EXERCISE DESCRIPTION
Could you print all the entries exactly?
--- Begin ---
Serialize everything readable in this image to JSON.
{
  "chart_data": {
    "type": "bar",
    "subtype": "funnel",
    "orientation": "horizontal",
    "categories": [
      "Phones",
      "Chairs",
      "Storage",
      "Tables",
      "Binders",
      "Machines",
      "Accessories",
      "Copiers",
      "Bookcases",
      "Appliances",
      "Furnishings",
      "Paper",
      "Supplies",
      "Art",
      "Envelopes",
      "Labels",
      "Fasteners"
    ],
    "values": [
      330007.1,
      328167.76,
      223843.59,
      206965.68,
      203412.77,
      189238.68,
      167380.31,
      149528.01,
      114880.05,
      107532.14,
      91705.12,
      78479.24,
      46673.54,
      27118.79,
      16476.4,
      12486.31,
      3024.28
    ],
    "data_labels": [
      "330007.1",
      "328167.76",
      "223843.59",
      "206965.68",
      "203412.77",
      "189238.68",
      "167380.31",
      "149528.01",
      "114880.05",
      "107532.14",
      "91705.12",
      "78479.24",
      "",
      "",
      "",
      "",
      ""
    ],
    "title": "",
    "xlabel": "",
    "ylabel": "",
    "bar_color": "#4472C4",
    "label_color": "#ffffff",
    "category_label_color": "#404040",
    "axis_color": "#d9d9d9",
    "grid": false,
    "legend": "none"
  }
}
--- End ---
WRITTEN SOLUTION
Serialize everything readable in this image to JSON.
{
  "chart_data": {
    "type": "bar",
    "subtype": "funnel",
    "orientation": "horizontal",
    "categories": [
      "Phones",
      "Chairs",
      "Storage",
      "Tables",
      "Binders",
      "Machines",
      "Accessories",
      "Copiers",
      "Bookcases",
      "Appliances",
      "Furnishings",
      "Paper",
      "Supplies",
      "Art",
      "Envelopes",
      "Labels",
      "Fasteners"
    ],
    "values": [
      330007.1,
      328167.76,
      223843.59,
      206965.68,
      203412.77,
      189238.68,
      167380.31,
      149528.01,
      114880.05,
      107532.14,
      91705.12,
      78479.24,
      46673.54,
      27118.79,
      16476.4,
      12486.31,
      3024.28
    ],
    "data_labels": [
      "330007.1",
      "328167.76",
      "223843.59",
      "206965.68",
      "203412.77",
      "189238.68",
      "167380.31",
      "149528.01",
      "114880.05",
      "107532.14",
      "91705.12",
      "78479.24",
      "",
      "",
      "",
      "",
      ""
    ],
    "title": "",
    "xlabel": "",
    "ylabel": "",
    "bar_color": "#4472C4",
    "label_color": "#ffffff",
    "category_label_color": "#404040",
    "axis_color": "#d9d9d9",
    "grid": false,
    "legend": "none"
  }
}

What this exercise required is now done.